▸ What you have to do
Print the entries verbatim, leaving out the images they contain.

▸ Given data
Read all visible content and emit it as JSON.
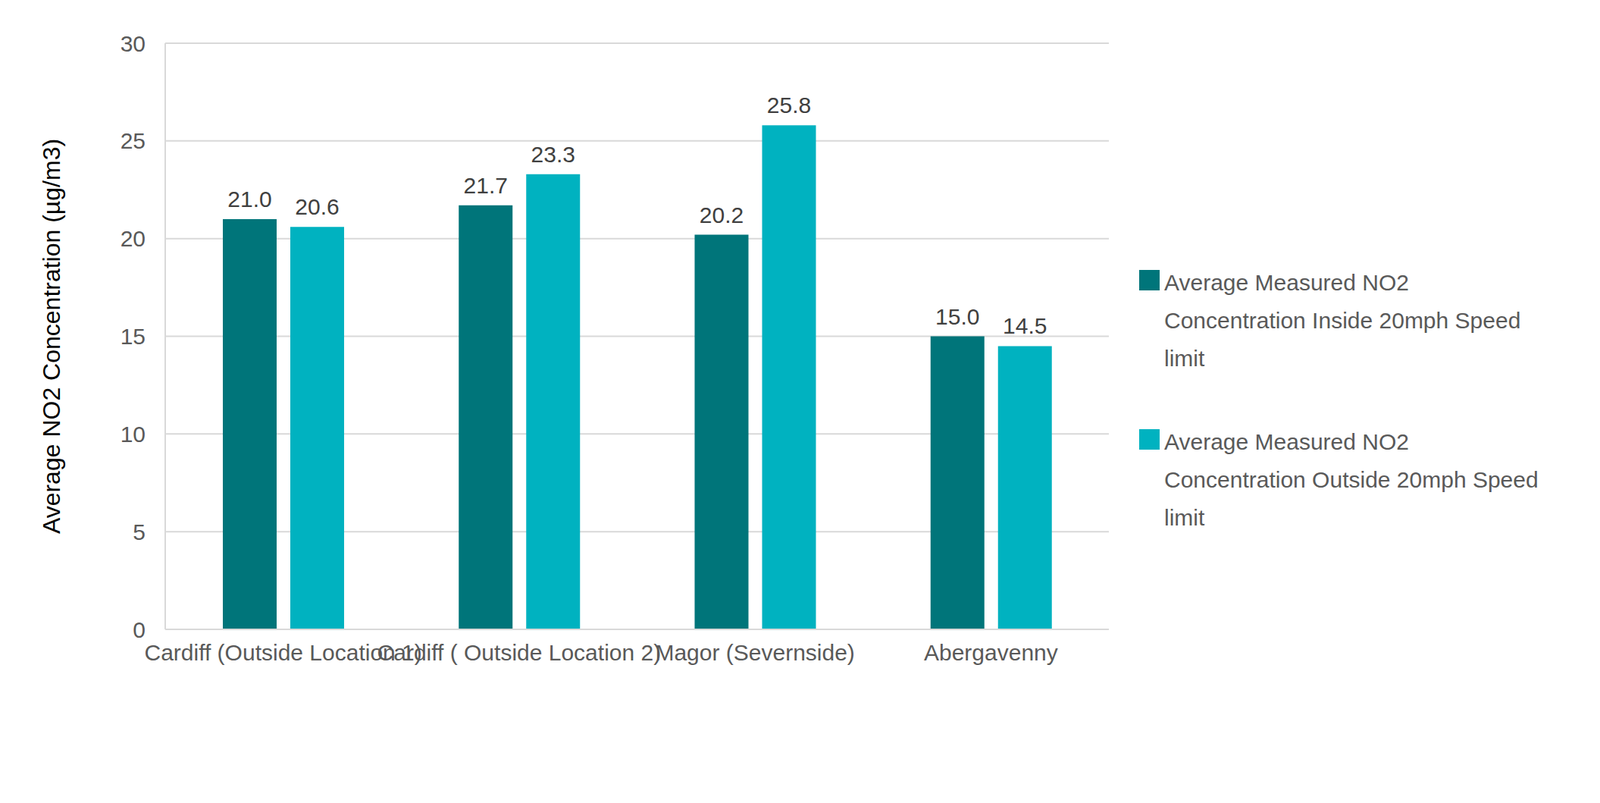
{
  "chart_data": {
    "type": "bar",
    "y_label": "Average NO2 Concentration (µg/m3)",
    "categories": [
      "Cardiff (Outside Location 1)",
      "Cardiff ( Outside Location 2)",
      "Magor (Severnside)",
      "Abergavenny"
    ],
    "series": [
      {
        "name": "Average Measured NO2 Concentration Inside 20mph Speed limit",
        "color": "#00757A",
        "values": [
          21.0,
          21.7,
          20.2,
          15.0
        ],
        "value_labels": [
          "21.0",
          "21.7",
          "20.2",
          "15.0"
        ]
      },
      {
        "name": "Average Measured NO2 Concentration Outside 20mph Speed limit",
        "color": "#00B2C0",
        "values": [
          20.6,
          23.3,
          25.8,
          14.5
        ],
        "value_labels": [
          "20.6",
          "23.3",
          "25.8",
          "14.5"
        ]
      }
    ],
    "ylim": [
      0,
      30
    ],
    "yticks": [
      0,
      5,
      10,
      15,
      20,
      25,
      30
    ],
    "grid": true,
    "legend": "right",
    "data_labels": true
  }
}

▸ Written response
Read all visible content and emit it as JSON.
{
  "chart_data": {
    "type": "bar",
    "y_label": "Average NO2 Concentration (µg/m3)",
    "categories": [
      "Cardiff (Outside Location 1)",
      "Cardiff ( Outside Location 2)",
      "Magor (Severnside)",
      "Abergavenny"
    ],
    "series": [
      {
        "name": "Average Measured NO2 Concentration Inside 20mph Speed limit",
        "color": "#00757A",
        "values": [
          21.0,
          21.7,
          20.2,
          15.0
        ],
        "value_labels": [
          "21.0",
          "21.7",
          "20.2",
          "15.0"
        ]
      },
      {
        "name": "Average Measured NO2 Concentration Outside 20mph Speed limit",
        "color": "#00B2C0",
        "values": [
          20.6,
          23.3,
          25.8,
          14.5
        ],
        "value_labels": [
          "20.6",
          "23.3",
          "25.8",
          "14.5"
        ]
      }
    ],
    "ylim": [
      0,
      30
    ],
    "yticks": [
      0,
      5,
      10,
      15,
      20,
      25,
      30
    ],
    "grid": true,
    "legend": "right",
    "data_labels": true
  }
}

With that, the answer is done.